Problem description — Scan the listing below and copy every line holding "Argo".

[Records from a dataset]
────────────────
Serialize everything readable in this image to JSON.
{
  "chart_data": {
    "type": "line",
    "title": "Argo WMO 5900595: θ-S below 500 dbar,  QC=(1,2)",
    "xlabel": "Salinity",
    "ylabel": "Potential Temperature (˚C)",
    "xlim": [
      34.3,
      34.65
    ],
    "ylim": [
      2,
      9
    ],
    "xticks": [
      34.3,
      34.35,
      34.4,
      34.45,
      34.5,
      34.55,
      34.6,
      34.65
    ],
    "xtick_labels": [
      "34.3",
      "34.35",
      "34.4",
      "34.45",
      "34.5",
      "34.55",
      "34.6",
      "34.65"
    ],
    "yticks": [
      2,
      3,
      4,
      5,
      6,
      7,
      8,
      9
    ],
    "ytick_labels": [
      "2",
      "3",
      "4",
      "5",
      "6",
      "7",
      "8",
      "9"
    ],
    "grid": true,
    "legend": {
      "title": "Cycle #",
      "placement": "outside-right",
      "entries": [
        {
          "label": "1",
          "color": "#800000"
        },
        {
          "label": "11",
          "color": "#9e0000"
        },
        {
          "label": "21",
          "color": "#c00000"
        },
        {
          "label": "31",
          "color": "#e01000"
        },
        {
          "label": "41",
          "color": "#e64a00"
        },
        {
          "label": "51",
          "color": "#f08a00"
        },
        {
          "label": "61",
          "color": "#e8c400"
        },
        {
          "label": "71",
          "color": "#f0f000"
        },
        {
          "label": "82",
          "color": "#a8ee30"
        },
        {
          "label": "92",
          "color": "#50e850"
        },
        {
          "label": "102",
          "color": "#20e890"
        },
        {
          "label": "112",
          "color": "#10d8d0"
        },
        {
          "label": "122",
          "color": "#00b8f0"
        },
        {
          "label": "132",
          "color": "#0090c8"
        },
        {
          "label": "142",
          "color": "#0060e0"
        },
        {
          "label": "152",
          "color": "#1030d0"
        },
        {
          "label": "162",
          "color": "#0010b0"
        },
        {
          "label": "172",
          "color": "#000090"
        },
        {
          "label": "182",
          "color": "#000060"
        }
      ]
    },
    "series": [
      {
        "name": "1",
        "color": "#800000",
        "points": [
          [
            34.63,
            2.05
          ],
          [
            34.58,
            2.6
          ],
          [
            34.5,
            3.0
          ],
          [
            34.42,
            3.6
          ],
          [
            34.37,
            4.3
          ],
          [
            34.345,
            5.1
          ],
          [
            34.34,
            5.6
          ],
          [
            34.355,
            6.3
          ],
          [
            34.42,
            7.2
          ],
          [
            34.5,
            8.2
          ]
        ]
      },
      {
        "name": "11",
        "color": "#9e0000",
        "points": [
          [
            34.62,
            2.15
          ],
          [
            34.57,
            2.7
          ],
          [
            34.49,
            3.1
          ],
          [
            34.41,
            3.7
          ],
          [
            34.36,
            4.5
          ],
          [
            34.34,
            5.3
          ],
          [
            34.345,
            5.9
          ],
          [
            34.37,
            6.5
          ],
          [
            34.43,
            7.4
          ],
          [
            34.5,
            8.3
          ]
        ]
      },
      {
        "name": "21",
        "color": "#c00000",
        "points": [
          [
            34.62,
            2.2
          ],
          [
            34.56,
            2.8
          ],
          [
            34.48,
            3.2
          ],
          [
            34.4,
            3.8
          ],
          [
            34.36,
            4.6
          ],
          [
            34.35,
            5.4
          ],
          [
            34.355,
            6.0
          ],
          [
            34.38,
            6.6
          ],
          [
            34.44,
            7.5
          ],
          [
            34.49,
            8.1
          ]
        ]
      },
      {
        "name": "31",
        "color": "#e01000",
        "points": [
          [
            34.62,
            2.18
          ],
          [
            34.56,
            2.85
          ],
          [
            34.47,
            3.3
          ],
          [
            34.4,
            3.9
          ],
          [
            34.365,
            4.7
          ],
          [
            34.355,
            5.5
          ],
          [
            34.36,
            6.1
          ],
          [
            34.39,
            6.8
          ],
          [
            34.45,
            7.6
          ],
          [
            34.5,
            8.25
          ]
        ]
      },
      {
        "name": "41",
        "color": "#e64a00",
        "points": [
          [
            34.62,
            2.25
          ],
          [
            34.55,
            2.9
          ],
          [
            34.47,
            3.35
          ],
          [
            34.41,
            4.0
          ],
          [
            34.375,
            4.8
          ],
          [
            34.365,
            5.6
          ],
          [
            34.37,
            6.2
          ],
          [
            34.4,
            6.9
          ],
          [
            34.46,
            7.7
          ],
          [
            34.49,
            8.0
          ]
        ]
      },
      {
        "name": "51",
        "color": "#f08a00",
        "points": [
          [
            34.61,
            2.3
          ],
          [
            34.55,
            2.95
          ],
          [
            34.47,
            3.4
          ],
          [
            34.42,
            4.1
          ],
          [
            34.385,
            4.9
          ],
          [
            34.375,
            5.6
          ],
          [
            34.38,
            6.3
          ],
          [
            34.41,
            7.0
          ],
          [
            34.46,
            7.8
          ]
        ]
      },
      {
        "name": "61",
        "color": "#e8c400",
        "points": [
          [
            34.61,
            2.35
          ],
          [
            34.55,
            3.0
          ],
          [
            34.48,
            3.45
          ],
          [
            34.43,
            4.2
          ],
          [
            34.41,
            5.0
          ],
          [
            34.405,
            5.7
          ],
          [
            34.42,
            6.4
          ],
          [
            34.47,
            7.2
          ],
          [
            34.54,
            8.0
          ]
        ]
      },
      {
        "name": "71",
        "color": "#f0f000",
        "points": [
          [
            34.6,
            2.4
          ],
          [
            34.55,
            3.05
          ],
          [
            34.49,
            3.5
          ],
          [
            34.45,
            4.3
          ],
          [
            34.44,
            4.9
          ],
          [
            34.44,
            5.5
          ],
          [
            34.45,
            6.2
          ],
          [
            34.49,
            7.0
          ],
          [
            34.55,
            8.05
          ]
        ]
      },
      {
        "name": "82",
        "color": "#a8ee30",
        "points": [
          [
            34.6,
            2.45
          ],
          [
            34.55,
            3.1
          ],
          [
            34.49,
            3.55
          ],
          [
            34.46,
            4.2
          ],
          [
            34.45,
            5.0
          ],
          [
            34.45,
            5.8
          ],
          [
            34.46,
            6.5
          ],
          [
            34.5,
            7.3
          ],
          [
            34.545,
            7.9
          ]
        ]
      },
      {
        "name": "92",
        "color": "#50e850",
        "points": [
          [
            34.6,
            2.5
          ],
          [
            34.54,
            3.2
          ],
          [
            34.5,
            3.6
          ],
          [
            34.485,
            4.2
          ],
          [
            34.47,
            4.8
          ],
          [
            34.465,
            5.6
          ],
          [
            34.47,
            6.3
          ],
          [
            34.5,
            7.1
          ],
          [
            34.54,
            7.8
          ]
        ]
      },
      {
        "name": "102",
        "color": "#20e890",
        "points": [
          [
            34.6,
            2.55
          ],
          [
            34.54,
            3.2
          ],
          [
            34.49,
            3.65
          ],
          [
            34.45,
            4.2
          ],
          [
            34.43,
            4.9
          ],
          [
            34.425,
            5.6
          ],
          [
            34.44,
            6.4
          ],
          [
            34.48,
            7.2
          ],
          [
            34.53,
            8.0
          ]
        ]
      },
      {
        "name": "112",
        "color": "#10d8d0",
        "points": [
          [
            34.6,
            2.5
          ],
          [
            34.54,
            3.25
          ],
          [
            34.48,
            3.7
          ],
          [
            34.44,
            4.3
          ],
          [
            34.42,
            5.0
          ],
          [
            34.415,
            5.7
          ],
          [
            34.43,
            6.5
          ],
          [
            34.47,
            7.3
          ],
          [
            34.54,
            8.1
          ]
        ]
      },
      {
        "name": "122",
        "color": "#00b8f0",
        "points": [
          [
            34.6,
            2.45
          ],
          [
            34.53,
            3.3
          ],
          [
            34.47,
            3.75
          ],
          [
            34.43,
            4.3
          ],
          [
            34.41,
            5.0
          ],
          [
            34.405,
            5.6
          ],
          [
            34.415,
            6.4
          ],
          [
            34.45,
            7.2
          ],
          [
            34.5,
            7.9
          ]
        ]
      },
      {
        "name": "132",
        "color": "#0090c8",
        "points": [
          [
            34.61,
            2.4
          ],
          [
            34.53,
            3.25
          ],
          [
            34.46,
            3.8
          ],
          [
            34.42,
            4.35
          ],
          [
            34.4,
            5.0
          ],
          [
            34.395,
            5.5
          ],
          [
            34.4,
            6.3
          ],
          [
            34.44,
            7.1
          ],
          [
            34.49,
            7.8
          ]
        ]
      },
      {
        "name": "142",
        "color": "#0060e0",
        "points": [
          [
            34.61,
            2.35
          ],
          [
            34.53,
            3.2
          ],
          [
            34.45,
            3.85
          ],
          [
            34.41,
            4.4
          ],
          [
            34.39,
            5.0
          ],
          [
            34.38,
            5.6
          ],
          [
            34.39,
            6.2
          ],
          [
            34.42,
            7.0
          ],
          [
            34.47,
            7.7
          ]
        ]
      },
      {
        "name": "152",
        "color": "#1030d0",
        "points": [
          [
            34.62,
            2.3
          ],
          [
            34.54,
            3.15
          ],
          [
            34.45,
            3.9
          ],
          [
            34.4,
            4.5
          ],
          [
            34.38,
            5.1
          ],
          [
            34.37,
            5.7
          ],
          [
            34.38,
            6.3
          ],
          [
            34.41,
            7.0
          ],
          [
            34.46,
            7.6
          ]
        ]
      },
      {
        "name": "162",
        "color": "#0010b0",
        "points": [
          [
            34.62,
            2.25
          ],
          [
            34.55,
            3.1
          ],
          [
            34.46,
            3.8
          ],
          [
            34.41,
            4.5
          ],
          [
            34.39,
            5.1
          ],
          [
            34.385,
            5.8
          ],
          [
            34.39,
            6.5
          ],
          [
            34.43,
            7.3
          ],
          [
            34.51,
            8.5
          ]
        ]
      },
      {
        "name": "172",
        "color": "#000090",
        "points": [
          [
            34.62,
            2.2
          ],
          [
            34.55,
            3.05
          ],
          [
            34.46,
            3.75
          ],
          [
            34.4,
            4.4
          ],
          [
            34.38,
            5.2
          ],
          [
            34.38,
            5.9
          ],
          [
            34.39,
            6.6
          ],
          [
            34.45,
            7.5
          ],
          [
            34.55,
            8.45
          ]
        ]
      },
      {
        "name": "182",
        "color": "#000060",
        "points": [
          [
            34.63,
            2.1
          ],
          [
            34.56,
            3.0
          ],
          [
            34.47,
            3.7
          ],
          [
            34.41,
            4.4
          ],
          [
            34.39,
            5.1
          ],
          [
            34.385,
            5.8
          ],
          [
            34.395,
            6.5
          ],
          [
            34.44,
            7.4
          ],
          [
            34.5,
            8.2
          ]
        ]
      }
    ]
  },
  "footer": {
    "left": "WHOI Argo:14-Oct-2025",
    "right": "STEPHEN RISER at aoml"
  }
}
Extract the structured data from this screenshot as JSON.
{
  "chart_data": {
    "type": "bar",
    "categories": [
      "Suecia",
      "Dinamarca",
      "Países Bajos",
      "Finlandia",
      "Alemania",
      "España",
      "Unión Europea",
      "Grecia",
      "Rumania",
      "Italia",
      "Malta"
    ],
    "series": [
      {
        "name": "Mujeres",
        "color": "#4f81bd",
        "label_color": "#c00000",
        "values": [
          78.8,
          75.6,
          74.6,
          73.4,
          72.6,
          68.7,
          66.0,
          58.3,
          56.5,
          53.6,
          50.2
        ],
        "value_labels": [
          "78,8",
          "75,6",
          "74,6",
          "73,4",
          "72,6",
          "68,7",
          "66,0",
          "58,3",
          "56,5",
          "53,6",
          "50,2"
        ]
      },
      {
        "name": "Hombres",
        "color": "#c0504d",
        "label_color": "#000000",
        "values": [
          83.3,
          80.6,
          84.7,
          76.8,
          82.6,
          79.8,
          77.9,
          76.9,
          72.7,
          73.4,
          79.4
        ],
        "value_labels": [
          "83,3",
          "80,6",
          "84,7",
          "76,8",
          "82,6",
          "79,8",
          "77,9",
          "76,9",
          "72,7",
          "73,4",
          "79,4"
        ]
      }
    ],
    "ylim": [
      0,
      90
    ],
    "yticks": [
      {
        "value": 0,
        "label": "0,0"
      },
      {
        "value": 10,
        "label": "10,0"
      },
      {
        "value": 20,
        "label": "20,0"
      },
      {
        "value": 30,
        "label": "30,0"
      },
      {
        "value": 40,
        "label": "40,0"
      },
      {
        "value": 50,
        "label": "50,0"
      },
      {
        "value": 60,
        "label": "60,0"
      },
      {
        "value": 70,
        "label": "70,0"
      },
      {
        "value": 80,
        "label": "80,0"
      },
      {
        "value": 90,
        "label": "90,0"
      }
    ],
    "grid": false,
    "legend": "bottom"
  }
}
────────────────
Result for this exercise —
    "title": "Argo WMO 5900595: θ-S below 500 dbar,  QC=(1,2)",
    "left": "WHOI Argo:14-Oct-2025",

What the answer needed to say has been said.